→ **DIRECTIVE**
Lines containing the word "معنى" are the ones to copy from the records below.

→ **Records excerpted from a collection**
— start —

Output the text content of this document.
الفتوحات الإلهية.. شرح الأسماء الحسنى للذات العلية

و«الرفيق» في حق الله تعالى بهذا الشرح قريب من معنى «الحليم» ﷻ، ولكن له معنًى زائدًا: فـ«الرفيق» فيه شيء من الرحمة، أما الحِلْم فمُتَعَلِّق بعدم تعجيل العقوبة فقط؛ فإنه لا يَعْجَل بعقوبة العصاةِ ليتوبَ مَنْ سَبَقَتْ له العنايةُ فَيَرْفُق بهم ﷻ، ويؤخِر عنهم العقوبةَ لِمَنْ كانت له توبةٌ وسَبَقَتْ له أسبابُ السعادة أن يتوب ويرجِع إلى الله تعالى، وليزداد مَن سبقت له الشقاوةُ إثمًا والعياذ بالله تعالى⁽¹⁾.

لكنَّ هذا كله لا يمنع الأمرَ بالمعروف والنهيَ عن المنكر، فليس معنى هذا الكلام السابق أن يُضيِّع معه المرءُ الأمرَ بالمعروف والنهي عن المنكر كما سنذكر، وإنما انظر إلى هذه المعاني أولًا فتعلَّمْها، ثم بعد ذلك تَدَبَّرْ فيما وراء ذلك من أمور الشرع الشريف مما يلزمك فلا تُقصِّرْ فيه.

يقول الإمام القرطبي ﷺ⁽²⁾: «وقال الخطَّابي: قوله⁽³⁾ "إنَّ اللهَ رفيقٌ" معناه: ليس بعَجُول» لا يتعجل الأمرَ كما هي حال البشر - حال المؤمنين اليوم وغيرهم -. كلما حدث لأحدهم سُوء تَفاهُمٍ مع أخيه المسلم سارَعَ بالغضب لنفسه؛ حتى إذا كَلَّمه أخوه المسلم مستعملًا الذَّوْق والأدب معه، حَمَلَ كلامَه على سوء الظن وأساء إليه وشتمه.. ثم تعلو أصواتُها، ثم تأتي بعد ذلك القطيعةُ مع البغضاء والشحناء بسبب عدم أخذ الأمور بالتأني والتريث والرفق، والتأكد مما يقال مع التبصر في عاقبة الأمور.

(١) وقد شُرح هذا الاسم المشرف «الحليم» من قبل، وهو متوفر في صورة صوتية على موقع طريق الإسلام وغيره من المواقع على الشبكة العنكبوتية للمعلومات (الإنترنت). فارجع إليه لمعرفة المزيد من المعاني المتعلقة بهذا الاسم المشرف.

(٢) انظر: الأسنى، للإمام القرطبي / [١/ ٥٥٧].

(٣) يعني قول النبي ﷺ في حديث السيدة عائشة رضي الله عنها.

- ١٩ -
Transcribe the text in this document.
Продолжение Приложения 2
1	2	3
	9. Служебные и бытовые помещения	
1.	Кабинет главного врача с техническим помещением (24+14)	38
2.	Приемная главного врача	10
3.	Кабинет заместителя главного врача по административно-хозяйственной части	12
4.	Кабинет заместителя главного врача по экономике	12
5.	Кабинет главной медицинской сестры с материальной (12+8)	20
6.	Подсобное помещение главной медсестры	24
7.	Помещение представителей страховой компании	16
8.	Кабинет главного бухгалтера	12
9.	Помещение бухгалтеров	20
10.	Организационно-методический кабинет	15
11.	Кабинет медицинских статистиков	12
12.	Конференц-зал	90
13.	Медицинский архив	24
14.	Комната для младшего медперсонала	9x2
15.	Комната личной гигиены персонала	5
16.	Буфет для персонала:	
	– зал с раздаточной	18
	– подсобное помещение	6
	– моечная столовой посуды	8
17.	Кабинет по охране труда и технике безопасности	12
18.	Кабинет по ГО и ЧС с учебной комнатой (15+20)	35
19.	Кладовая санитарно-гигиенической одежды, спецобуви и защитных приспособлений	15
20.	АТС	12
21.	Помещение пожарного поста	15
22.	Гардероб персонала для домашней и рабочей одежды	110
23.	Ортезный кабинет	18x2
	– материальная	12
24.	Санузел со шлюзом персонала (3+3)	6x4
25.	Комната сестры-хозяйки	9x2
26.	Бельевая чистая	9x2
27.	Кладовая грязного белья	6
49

— end —

→ **CORRECT OUTPUT**
و«الرفيق» في حق الله تعالى بهذا الشرح قريب من معنى «الحليم» ﷻ، ولكن له معنًى زائدًا: فـ«الرفيق» فيه شيء من الرحمة، أما الحِلْم فمُتَعَلِّق بعدم تعجيل العقوبة فقط؛ فإنه لا يَعْجَل بعقوبة العصاةِ ليتوبَ مَنْ سَبَقَتْ له العنايةُ فَيَرْفُق بهم ﷻ، ويؤخِر عنهم العقوبةَ لِمَنْ كانت له توبةٌ وسَبَقَتْ له أسبابُ السعادة أن يتوب ويرجِع إلى الله تعالى، وليزداد مَن سبقت له الشقاوةُ إثمًا والعياذ بالله تعالى⁽¹⁾.
لكنَّ هذا كله لا يمنع الأمرَ بالمعروف والنهيَ عن المنكر، فليس معنى هذا الكلام السابق أن يُضيِّع معه المرءُ الأمرَ بالمعروف والنهي عن المنكر كما سنذكر، وإنما انظر إلى هذه المعاني أولًا فتعلَّمْها، ثم بعد ذلك تَدَبَّرْ فيما وراء ذلك من أمور الشرع الشريف مما يلزمك فلا تُقصِّرْ فيه.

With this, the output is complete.